» Aim of the task: Locate and copy each line in the data that contains the word "Acer".
********
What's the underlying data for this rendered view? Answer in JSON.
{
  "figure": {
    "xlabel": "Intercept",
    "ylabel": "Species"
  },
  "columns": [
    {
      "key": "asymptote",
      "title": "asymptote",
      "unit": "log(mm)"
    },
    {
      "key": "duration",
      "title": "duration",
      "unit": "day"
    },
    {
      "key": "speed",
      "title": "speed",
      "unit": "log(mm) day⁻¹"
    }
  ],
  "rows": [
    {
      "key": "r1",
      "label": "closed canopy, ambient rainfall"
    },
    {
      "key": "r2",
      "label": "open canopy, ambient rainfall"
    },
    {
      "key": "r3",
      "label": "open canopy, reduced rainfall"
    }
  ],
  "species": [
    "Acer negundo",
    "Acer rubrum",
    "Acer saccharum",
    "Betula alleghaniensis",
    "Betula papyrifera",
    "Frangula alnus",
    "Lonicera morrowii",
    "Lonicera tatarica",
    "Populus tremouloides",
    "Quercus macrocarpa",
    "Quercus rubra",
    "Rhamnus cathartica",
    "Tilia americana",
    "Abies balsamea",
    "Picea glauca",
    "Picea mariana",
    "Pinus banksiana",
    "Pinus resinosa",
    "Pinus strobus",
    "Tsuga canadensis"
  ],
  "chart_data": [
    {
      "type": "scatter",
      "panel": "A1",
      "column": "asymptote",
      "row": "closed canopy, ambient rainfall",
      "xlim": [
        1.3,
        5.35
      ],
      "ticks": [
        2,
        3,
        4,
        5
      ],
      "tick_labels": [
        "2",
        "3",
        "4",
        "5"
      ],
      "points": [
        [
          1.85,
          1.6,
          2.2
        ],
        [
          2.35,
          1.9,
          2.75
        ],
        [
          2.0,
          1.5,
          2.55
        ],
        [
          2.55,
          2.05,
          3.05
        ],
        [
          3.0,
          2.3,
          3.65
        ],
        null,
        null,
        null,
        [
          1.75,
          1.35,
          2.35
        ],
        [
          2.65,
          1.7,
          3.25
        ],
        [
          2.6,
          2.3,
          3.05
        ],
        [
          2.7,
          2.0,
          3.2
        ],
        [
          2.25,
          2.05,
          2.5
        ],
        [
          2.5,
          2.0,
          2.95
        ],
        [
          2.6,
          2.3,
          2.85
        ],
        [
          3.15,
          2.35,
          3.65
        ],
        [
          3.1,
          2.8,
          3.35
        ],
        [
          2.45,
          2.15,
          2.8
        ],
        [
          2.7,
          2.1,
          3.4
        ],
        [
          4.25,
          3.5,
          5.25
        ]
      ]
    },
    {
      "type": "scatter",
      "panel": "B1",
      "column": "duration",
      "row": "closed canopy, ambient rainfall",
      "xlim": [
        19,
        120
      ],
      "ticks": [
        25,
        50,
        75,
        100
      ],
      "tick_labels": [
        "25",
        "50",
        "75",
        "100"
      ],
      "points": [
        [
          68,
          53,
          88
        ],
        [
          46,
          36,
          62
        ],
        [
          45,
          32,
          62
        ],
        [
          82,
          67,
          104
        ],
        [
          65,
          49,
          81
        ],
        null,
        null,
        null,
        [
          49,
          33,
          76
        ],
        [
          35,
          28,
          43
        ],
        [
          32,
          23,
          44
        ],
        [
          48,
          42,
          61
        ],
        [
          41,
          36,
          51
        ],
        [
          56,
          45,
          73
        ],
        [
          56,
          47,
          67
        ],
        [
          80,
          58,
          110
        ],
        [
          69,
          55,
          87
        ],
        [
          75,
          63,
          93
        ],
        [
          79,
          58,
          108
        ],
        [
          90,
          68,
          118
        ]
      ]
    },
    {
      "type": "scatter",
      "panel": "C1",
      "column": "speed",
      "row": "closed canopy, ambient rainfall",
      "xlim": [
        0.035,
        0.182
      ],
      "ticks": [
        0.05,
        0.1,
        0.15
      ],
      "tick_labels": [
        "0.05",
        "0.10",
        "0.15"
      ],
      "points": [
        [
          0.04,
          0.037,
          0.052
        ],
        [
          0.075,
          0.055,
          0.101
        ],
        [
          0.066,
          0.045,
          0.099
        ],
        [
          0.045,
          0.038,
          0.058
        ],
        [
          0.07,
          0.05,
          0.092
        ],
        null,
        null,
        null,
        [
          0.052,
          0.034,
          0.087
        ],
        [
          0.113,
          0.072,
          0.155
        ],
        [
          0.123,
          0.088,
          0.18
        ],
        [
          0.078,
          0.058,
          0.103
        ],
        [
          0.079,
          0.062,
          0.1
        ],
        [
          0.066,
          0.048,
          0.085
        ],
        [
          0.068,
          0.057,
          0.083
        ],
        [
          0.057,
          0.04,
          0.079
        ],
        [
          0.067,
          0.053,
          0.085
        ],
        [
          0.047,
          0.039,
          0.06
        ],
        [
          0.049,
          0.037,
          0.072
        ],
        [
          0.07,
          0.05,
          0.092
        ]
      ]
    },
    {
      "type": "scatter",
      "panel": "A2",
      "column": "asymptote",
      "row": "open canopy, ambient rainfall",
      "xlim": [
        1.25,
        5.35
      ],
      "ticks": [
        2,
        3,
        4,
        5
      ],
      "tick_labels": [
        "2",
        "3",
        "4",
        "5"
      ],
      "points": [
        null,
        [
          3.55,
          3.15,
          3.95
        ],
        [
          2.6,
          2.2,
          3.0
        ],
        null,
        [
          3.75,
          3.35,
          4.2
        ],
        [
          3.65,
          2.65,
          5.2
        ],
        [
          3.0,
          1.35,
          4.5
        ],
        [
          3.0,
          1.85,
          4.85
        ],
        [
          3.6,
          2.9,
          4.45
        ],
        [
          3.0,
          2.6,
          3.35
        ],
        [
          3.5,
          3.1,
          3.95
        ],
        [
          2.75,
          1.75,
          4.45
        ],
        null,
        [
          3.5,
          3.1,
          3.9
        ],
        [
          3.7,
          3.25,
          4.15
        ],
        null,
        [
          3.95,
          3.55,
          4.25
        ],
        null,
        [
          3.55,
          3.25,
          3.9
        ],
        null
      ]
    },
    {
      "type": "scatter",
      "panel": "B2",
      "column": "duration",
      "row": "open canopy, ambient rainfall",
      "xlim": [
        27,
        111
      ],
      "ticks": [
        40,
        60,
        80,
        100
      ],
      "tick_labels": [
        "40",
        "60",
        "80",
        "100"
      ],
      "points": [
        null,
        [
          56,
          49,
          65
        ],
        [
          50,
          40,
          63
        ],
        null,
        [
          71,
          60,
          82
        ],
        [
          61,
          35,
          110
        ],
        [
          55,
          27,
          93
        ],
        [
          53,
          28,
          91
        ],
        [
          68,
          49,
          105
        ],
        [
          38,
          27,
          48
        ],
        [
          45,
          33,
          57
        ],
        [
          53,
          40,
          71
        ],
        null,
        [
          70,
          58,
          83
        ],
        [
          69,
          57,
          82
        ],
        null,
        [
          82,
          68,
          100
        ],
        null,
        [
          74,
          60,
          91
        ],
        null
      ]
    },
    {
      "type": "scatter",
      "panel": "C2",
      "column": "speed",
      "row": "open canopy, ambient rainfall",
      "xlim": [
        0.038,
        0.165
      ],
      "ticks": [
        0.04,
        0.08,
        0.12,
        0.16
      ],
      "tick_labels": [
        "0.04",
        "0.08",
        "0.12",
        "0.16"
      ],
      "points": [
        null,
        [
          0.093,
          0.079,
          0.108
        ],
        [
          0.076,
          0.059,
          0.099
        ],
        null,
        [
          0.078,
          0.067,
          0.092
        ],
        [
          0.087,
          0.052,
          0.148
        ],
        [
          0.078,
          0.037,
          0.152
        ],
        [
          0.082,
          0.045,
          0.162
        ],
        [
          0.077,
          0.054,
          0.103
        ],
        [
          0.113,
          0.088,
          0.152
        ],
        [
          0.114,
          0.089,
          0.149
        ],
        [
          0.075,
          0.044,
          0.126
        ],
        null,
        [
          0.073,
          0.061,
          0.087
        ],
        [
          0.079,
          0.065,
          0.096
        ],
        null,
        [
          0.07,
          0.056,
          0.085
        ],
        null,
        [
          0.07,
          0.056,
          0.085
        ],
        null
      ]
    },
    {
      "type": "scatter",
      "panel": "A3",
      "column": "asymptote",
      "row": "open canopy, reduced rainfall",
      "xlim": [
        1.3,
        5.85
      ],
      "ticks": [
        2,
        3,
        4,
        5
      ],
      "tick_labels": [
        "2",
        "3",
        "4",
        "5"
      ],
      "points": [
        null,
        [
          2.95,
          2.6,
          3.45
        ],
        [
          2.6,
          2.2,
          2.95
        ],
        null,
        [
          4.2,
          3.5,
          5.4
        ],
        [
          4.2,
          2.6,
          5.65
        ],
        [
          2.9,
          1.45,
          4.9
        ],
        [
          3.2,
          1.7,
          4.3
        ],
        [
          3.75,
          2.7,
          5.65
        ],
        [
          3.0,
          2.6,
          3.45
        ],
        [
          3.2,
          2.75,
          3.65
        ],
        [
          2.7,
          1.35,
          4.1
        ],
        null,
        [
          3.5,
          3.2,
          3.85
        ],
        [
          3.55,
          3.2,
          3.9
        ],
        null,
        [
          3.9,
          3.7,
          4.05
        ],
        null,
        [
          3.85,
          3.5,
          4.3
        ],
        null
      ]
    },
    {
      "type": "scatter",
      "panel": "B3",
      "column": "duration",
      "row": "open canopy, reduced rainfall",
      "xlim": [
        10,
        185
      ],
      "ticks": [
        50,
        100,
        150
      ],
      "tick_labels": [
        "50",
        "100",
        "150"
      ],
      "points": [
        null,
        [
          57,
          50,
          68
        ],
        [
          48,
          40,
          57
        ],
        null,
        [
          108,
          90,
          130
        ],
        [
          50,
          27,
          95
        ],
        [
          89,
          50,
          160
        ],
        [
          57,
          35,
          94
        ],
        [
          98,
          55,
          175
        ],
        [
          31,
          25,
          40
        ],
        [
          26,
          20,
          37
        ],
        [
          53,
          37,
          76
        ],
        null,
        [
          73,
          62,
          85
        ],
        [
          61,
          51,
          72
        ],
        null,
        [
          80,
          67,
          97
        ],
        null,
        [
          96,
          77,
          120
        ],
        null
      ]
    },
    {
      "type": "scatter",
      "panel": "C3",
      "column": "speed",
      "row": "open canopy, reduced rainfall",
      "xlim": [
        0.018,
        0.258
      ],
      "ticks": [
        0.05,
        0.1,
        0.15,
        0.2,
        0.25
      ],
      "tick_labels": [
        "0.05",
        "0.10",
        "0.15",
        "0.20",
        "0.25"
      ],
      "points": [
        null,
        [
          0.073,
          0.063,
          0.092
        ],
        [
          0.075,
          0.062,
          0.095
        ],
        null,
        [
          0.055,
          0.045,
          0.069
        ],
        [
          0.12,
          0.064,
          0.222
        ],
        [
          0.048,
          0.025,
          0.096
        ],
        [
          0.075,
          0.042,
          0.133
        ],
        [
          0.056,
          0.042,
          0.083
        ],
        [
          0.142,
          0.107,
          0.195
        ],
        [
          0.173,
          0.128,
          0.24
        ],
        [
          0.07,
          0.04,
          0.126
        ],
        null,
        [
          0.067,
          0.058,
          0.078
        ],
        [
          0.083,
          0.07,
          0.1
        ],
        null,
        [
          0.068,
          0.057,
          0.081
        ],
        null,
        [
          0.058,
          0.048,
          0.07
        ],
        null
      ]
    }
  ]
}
********
» Task output:
    "Acer negundo",
    "Acer rubrum",
    "Acer saccharum",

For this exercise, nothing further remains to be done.